> [What is needed]
Word for word, set down the records and skip each picture.

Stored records
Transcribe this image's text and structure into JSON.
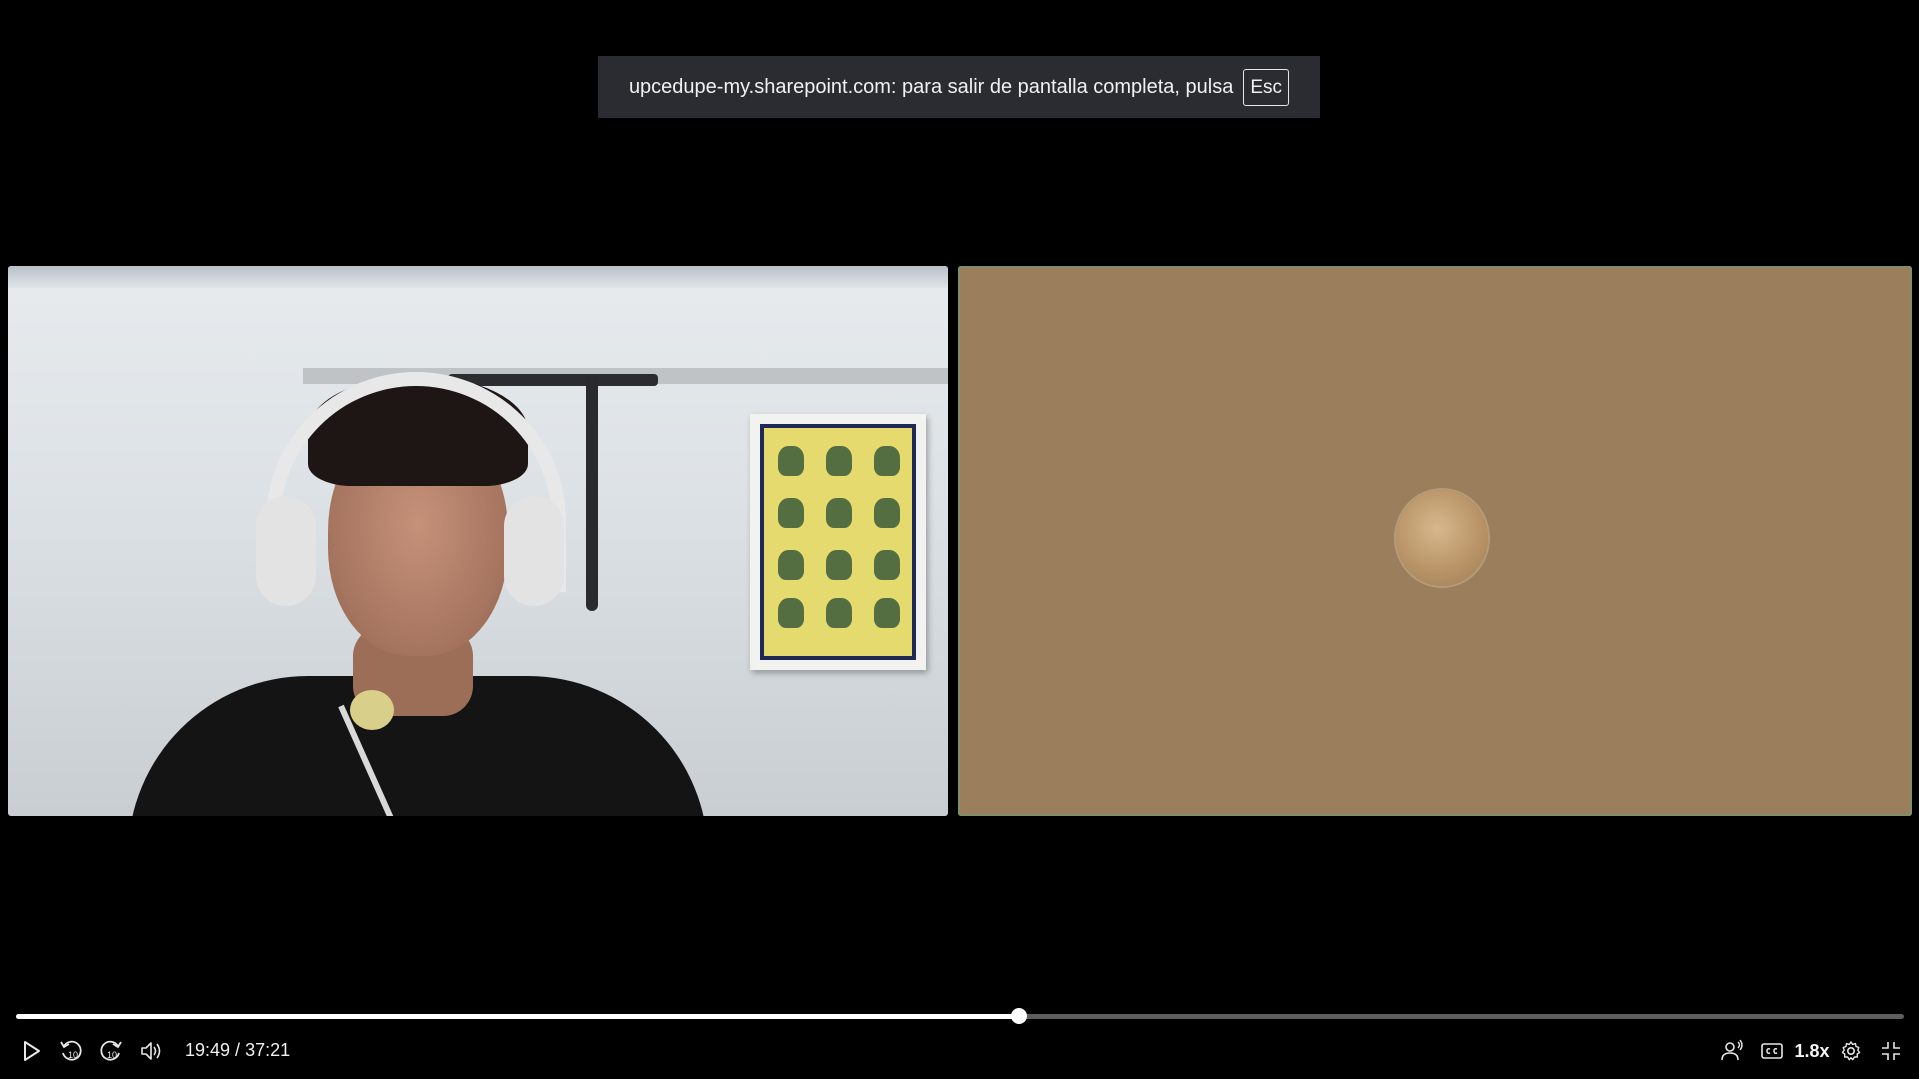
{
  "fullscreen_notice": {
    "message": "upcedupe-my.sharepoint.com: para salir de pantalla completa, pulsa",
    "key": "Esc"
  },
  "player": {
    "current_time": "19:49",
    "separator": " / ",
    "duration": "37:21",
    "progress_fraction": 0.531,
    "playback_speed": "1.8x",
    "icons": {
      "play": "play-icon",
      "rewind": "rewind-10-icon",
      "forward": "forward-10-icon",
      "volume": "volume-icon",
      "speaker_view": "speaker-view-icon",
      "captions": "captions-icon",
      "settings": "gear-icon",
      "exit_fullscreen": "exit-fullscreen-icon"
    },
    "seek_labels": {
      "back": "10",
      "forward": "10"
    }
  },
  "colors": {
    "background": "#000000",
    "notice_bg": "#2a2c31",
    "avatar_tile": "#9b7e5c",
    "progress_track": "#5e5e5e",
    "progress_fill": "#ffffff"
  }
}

> [Task solution]
Transcribe this image's text and structure into JSON.
{
  "fullscreen_notice": {
    "message": "upcedupe-my.sharepoint.com: para salir de pantalla completa, pulsa",
    "key": "Esc"
  },
  "player": {
    "current_time": "19:49",
    "separator": " / ",
    "duration": "37:21",
    "progress_fraction": 0.531,
    "playback_speed": "1.8x",
    "icons": {
      "play": "play-icon",
      "rewind": "rewind-10-icon",
      "forward": "forward-10-icon",
      "volume": "volume-icon",
      "speaker_view": "speaker-view-icon",
      "captions": "captions-icon",
      "settings": "gear-icon",
      "exit_fullscreen": "exit-fullscreen-icon"
    },
    "seek_labels": {
      "back": "10",
      "forward": "10"
    }
  },
  "colors": {
    "background": "#000000",
    "notice_bg": "#2a2c31",
    "avatar_tile": "#9b7e5c",
    "progress_track": "#5e5e5e",
    "progress_fill": "#ffffff"
  }
}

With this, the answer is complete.